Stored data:

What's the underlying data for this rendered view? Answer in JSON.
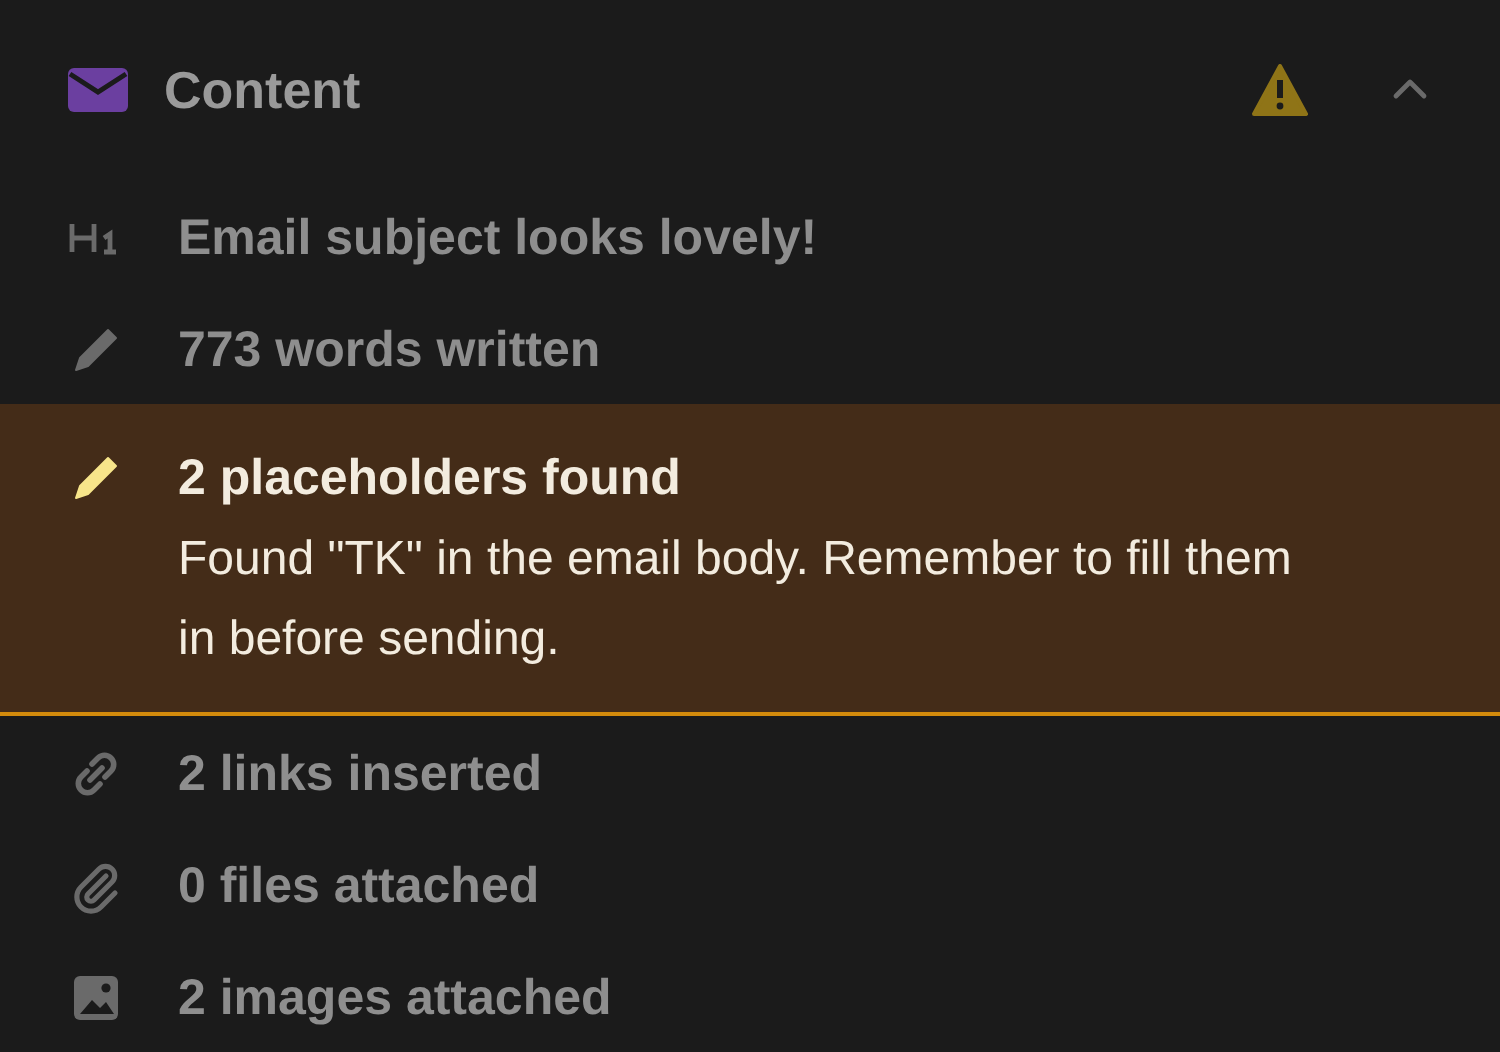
{
  "section": {
    "title": "Content",
    "warning": true,
    "expanded": true
  },
  "items": [
    {
      "kind": "heading",
      "title": "Email subject looks lovely!",
      "warning": false
    },
    {
      "kind": "pencil",
      "title": "773 words written",
      "warning": false
    },
    {
      "kind": "pencil",
      "title": "2 placeholders found",
      "warning": true,
      "description": "Found \"TK\" in the email body. Remember to fill them in before sending."
    },
    {
      "kind": "link",
      "title": "2 links inserted",
      "warning": false
    },
    {
      "kind": "clip",
      "title": "0 files attached",
      "warning": false
    },
    {
      "kind": "image",
      "title": "2 images attached",
      "warning": false
    }
  ]
}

## Stated goal
Transcribe every entry word for word, but omit the pictures.

## Output of the task
What's the underlying data for this rendered view? Answer in JSON.
{
  "section": {
    "title": "Content",
    "warning": true,
    "expanded": true
  },
  "items": [
    {
      "kind": "heading",
      "title": "Email subject looks lovely!",
      "warning": false
    },
    {
      "kind": "pencil",
      "title": "773 words written",
      "warning": false
    },
    {
      "kind": "pencil",
      "title": "2 placeholders found",
      "warning": true,
      "description": "Found \"TK\" in the email body. Remember to fill them in before sending."
    },
    {
      "kind": "link",
      "title": "2 links inserted",
      "warning": false
    },
    {
      "kind": "clip",
      "title": "0 files attached",
      "warning": false
    },
    {
      "kind": "image",
      "title": "2 images attached",
      "warning": false
    }
  ]
}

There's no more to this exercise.